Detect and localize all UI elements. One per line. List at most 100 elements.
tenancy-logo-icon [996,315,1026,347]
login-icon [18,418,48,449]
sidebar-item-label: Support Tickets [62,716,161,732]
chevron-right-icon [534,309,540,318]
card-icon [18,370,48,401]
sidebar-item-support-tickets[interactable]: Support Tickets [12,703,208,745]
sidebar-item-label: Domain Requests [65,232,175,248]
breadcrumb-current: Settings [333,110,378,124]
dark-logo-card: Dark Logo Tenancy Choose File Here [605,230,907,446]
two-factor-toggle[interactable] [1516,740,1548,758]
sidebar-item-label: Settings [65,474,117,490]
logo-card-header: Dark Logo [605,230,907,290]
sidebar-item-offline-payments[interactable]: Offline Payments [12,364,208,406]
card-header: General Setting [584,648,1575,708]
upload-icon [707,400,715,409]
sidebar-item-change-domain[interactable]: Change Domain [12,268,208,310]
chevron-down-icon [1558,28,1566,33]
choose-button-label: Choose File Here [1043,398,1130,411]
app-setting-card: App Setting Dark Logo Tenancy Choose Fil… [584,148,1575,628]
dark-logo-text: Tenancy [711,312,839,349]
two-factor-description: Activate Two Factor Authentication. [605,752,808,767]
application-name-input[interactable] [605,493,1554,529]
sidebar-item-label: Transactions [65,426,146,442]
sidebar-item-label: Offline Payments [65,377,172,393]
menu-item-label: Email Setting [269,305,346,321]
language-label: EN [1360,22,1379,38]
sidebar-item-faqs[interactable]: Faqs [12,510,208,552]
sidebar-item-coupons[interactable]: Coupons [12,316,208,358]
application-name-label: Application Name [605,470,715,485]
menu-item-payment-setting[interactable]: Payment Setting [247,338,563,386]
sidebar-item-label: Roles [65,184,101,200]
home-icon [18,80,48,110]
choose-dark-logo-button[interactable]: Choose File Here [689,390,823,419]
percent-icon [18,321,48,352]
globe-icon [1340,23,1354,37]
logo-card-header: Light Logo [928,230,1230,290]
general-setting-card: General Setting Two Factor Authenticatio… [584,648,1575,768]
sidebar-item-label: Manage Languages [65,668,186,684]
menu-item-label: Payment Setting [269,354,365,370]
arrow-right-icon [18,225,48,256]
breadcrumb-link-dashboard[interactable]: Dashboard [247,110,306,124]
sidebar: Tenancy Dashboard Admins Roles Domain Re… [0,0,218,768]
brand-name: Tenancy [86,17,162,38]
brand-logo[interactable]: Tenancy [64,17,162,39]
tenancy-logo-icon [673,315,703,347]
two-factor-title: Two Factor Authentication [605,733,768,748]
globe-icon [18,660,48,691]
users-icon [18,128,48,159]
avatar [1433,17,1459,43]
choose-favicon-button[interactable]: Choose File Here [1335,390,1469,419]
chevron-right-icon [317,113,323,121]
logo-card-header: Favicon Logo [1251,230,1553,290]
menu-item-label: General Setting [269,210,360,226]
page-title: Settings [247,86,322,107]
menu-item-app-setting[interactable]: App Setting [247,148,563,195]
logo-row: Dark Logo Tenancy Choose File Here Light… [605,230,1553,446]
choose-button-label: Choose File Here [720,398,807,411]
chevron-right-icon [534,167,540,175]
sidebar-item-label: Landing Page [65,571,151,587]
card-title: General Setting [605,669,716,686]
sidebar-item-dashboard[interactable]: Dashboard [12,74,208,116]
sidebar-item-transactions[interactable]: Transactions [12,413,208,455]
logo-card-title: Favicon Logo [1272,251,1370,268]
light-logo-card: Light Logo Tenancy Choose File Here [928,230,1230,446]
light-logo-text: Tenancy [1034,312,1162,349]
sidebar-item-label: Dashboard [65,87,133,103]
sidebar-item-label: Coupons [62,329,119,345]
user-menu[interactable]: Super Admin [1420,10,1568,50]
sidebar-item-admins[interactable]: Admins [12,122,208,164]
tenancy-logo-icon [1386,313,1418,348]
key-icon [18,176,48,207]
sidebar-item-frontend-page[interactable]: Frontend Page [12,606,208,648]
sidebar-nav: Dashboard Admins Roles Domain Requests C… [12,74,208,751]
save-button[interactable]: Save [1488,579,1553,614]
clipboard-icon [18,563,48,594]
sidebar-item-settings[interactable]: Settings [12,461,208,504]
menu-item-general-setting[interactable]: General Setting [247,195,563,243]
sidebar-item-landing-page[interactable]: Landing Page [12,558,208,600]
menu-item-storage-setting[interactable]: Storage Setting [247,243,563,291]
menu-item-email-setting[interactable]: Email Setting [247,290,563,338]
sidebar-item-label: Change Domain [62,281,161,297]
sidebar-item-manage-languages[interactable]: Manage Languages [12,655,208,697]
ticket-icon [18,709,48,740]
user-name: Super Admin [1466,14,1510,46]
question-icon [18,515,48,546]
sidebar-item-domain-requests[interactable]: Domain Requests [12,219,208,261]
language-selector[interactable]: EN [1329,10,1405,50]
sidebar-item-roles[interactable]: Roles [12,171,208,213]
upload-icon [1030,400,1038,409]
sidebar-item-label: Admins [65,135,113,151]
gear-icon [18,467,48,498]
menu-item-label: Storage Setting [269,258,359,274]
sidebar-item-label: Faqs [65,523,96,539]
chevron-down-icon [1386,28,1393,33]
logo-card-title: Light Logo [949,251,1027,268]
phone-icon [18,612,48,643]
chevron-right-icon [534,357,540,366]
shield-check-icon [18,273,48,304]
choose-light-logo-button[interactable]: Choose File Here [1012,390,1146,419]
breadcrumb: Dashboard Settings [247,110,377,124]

__Stated exercise__. Convert every line of the listing above into a Markdown table with the columns Row and Listing line. Number the rows in order and leave out blank lines.

__Exercise answer__.
| Row | Listing line |
|---|---|
| 1 | Detect and localize all UI elements. One per line. List at most 100 elements. |
| 2 | tenancy-logo-icon [996,315,1026,347] |
| 3 | login-icon [18,418,48,449] |
| 4 | sidebar-item-label: Support Tickets [62,716,161,732] |
| 5 | chevron-right-icon [534,309,540,318] |
| 6 | card-icon [18,370,48,401] |
| 7 | sidebar-item-support-tickets[interactable]: Support Tickets [12,703,208,745] |
| 8 | sidebar-item-label: Domain Requests [65,232,175,248] |
| 9 | breadcrumb-current: Settings [333,110,378,124] |
| 10 | dark-logo-card: Dark Logo Tenancy Choose File Here [605,230,907,446] |
| 11 | two-factor-toggle[interactable] [1516,740,1548,758] |
| 12 | sidebar-item-label: Settings [65,474,117,490] |
| 13 | logo-card-header: Dark Logo [605,230,907,290] |
| 14 | sidebar-item-offline-payments[interactable]: Offline Payments [12,364,208,406] |
| 15 | card-header: General Setting [584,648,1575,708] |
| 16 | upload-icon [707,400,715,409] |
| 17 | sidebar-item-change-domain[interactable]: Change Domain [12,268,208,310] |
| 18 | chevron-down-icon [1558,28,1566,33] |
| 19 | choose-button-label: Choose File Here [1043,398,1130,411] |
| 20 | app-setting-card: App Setting Dark Logo Tenancy Choose Fil… [584,148,1575,628] |
| 21 | dark-logo-text: Tenancy [711,312,839,349] |
| 22 | two-factor-description: Activate Two Factor Authentication. [605,752,808,767] |
| 23 | application-name-input[interactable] [605,493,1554,529] |
| 24 | sidebar-item-label: Transactions [65,426,146,442] |
| 25 | sidebar-item-label: Offline Payments [65,377,172,393] |
| 26 | menu-item-label: Email Setting [269,305,346,321] |
| 27 | language-label: EN [1360,22,1379,38] |
| 28 | sidebar-item-faqs[interactable]: Faqs [12,510,208,552] |
| 29 | sidebar-item-coupons[interactable]: Coupons [12,316,208,358] |
| 30 | application-name-label: Application Name [605,470,715,485] |
| 31 | menu-item-payment-setting[interactable]: Payment Setting [247,338,563,386] |
| 32 | sidebar-item-label: Roles [65,184,101,200] |
| 33 | home-icon [18,80,48,110] |
| 34 | choose-dark-logo-button[interactable]: Choose File Here [689,390,823,419] |
| 35 | percent-icon [18,321,48,352] |
| 36 | globe-icon [1340,23,1354,37] |
| 37 | logo-card-header: Light Logo [928,230,1230,290] |
| 38 | general-setting-card: General Setting Two Factor Authenticatio… [584,648,1575,768] |
| 39 | sidebar-item-label: Manage Languages [65,668,186,684] |
| 40 | menu-item-label: Payment Setting [269,354,365,370] |
| 41 | arrow-right-icon [18,225,48,256] |
| 42 | breadcrumb-link-dashboard[interactable]: Dashboard [247,110,306,124] |
| 43 | sidebar: Tenancy Dashboard Admins Roles Domain Re… [0,0,218,768] |
| 44 | brand-name: Tenancy [86,17,162,38] |
| 45 | brand-logo[interactable]: Tenancy [64,17,162,39] |
| 46 | tenancy-logo-icon [673,315,703,347] |
| 47 | two-factor-title: Two Factor Authentication [605,733,768,748] |
| 48 | globe-icon [18,660,48,691] |
| 49 | users-icon [18,128,48,159] |
| 50 | avatar [1433,17,1459,43] |
| 51 | choose-favicon-button[interactable]: Choose File Here [1335,390,1469,419] |
| 52 | chevron-right-icon [317,113,323,121] |
| 53 | logo-card-header: Favicon Logo [1251,230,1553,290] |
| 54 | menu-item-label: General Setting [269,210,360,226] |
| 55 | page-title: Settings [247,86,322,107] |
| 56 | menu-item-app-setting[interactable]: App Setting [247,148,563,195] |
| 57 | logo-row: Dark Logo Tenancy Choose File Here Light… [605,230,1553,446] |
| 58 | choose-button-label: Choose File Here [720,398,807,411] |
| 59 | chevron-right-icon [534,167,540,175] |
| 60 | sidebar-item-label: Landing Page [65,571,151,587] |
| 61 | card-title: General Setting [605,669,716,686] |
| 62 | sidebar-item-dashboard[interactable]: Dashboard [12,74,208,116] |
| 63 | sidebar-item-transactions[interactable]: Transactions [12,413,208,455] |
| 64 | logo-card-title: Favicon Logo [1272,251,1370,268] |
| 65 | light-logo-card: Light Logo Tenancy Choose File Here [928,230,1230,446] |
| 66 | light-logo-text: Tenancy [1034,312,1162,349] |
| 67 | sidebar-item-label: Dashboard [65,87,133,103] |
| 68 | sidebar-item-label: Coupons [62,329,119,345] |
| 69 | user-menu[interactable]: Super Admin [1420,10,1568,50] |
| 70 | sidebar-item-admins[interactable]: Admins [12,122,208,164] |
| 71 | tenancy-logo-icon [1386,313,1418,348] |
| 72 | key-icon [18,176,48,207] |
| 73 | sidebar-item-frontend-page[interactable]: Frontend Page [12,606,208,648] |
| 74 | sidebar-nav: Dashboard Admins Roles Domain Requests C… [12,74,208,751] |
| 75 | save-button[interactable]: Save [1488,579,1553,614] |
| 76 | clipboard-icon [18,563,48,594] |
| 77 | sidebar-item-settings[interactable]: Settings [12,461,208,504] |
| 78 | menu-item-general-setting[interactable]: General Setting [247,195,563,243] |
| 79 | sidebar-item-landing-page[interactable]: Landing Page [12,558,208,600] |
| 80 | menu-item-storage-setting[interactable]: Storage Setting [247,243,563,291] |
| 81 | menu-item-email-setting[interactable]: Email Setting [247,290,563,338] |
| 82 | sidebar-item-label: Change Domain [62,281,161,297] |
| 83 | sidebar-item-manage-languages[interactable]: Manage Languages [12,655,208,697] |
| 84 | ticket-icon [18,709,48,740] |
| 85 | user-name: Super Admin [1466,14,1510,46] |
| 86 | question-icon [18,515,48,546] |
| 87 | sidebar-item-domain-requests[interactable]: Domain Requests [12,219,208,261] |
| 88 | language-selector[interactable]: EN [1329,10,1405,50] |
| 89 | sidebar-item-roles[interactable]: Roles [12,171,208,213] |
| 90 | upload-icon [1030,400,1038,409] |
| 91 | sidebar-item-label: Admins [65,135,113,151] |
| 92 | gear-icon [18,467,48,498] |
| 93 | menu-item-label: Storage Setting [269,258,359,274] |
| 94 | sidebar-item-label: Faqs [65,523,96,539] |
| 95 | chevron-down-icon [1386,28,1393,33] |
| 96 | logo-card-title: Light Logo [949,251,1027,268] |
| 97 | phone-icon [18,612,48,643] |
| 98 | chevron-right-icon [534,357,540,366] |
| 99 | shield-check-icon [18,273,48,304] |
| 100 | choose-light-logo-button[interactable]: Choose File Here [1012,390,1146,419] |
| 101 | breadcrumb: Dashboard Settings [247,110,377,124] |